> **GOAL**: Pull out every line with the word "sehingga" from the entries below.

[Saved data entries]

—————

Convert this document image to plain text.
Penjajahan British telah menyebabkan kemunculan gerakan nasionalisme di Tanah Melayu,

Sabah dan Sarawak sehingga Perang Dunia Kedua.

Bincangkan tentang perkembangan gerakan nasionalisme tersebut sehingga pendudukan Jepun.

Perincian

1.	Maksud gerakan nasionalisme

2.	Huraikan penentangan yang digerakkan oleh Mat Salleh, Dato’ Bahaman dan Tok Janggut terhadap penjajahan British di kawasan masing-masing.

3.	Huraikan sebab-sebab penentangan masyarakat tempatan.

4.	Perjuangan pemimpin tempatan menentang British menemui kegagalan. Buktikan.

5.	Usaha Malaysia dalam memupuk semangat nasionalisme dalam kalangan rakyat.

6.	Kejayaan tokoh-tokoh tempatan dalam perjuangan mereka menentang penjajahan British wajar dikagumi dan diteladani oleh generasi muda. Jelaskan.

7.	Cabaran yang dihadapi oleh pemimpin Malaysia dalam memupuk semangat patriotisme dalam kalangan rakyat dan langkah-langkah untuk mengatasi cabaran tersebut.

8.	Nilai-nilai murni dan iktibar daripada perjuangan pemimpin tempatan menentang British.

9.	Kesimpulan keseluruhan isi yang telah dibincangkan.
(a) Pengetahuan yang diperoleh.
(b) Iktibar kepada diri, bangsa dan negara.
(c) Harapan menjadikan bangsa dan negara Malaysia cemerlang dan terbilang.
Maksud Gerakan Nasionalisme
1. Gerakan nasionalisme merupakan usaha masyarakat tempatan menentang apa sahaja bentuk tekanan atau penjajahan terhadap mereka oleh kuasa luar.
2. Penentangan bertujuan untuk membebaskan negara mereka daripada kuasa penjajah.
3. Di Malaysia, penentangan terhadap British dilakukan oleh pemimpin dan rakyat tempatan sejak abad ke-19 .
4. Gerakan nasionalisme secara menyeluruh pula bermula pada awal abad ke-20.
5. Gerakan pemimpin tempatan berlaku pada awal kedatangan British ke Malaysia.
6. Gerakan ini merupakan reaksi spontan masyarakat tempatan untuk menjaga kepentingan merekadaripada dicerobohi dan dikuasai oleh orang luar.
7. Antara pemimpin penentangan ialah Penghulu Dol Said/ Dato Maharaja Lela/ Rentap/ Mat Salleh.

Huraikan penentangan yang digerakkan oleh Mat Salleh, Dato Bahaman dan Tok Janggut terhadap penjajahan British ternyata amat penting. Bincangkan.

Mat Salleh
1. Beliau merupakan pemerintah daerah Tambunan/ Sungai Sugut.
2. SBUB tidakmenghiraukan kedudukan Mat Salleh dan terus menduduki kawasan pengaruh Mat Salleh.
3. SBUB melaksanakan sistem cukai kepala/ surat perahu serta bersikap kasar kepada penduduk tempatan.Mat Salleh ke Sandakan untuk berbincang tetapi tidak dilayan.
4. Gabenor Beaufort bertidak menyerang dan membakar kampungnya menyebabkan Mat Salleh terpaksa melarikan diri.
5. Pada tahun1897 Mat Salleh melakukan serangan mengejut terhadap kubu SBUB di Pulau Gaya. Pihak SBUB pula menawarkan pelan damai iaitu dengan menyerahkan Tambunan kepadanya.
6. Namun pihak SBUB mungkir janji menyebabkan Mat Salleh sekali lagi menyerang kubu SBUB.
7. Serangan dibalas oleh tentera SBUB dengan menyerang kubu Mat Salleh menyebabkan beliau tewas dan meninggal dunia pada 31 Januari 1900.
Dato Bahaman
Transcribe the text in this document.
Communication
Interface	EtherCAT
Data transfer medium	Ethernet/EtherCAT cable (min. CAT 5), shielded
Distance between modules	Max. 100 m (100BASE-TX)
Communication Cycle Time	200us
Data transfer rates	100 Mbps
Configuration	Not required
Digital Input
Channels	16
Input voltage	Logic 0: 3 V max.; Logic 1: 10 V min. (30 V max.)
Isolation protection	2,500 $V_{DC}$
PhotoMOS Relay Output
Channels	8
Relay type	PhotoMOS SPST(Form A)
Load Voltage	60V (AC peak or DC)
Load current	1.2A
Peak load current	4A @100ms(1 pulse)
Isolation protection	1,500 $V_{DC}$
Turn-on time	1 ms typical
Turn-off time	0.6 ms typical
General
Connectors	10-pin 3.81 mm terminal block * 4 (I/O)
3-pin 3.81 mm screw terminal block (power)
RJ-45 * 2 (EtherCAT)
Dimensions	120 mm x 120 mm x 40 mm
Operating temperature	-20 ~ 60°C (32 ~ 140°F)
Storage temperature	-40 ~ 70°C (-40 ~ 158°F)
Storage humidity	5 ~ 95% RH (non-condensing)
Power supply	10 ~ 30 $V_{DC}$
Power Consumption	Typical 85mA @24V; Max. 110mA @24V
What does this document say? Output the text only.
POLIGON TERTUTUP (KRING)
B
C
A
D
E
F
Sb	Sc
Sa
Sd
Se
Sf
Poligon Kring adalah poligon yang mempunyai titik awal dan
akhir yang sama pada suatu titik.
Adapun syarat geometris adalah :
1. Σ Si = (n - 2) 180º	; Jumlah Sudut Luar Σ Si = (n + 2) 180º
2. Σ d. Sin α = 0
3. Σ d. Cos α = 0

—————

> **FINAL ANSWER**:
Sabah dan Sarawak sehingga Perang Dunia Kedua.
Bincangkan tentang perkembangan gerakan nasionalisme tersebut sehingga pendudukan Jepun.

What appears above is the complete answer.